**THE REQUEST:**
Copy each line below that contains "text".

**ENTRIES SHOWN:**
----

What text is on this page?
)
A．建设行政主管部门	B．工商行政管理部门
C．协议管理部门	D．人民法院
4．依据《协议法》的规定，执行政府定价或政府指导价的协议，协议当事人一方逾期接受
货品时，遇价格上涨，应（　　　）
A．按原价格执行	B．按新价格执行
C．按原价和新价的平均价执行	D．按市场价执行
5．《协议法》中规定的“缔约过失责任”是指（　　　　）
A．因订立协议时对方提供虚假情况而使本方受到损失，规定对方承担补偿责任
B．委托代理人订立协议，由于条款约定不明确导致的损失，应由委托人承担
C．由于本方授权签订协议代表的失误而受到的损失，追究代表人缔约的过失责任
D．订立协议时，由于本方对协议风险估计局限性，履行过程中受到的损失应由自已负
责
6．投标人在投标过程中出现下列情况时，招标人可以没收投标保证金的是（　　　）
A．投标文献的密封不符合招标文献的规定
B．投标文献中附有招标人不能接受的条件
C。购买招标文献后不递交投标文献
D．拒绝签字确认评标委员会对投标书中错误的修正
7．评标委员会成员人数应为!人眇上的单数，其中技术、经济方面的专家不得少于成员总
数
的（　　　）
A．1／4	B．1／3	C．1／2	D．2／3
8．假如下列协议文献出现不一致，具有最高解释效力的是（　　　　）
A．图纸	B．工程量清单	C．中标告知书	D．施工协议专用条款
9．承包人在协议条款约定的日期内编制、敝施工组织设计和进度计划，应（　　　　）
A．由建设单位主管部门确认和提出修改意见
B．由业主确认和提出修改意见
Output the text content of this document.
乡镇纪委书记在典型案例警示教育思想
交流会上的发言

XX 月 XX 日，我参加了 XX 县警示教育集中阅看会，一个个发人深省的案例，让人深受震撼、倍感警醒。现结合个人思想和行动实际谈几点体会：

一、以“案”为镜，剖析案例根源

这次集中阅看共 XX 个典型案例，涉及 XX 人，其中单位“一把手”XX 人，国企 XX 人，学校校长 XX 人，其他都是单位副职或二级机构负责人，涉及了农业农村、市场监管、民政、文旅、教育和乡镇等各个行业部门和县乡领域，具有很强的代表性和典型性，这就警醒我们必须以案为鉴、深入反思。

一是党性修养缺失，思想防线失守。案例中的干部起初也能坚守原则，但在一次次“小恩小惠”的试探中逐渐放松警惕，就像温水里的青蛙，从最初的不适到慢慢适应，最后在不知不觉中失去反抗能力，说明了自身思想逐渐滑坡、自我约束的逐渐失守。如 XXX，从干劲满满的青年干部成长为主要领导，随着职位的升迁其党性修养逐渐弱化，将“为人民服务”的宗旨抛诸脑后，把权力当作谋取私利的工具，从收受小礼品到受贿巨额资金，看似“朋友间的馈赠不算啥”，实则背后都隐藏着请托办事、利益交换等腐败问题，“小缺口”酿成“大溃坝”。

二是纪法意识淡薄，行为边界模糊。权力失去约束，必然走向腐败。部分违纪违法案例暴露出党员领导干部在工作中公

----

**COMPLETED EXERCISE:**
What text is on this page?
Output the text content of this document.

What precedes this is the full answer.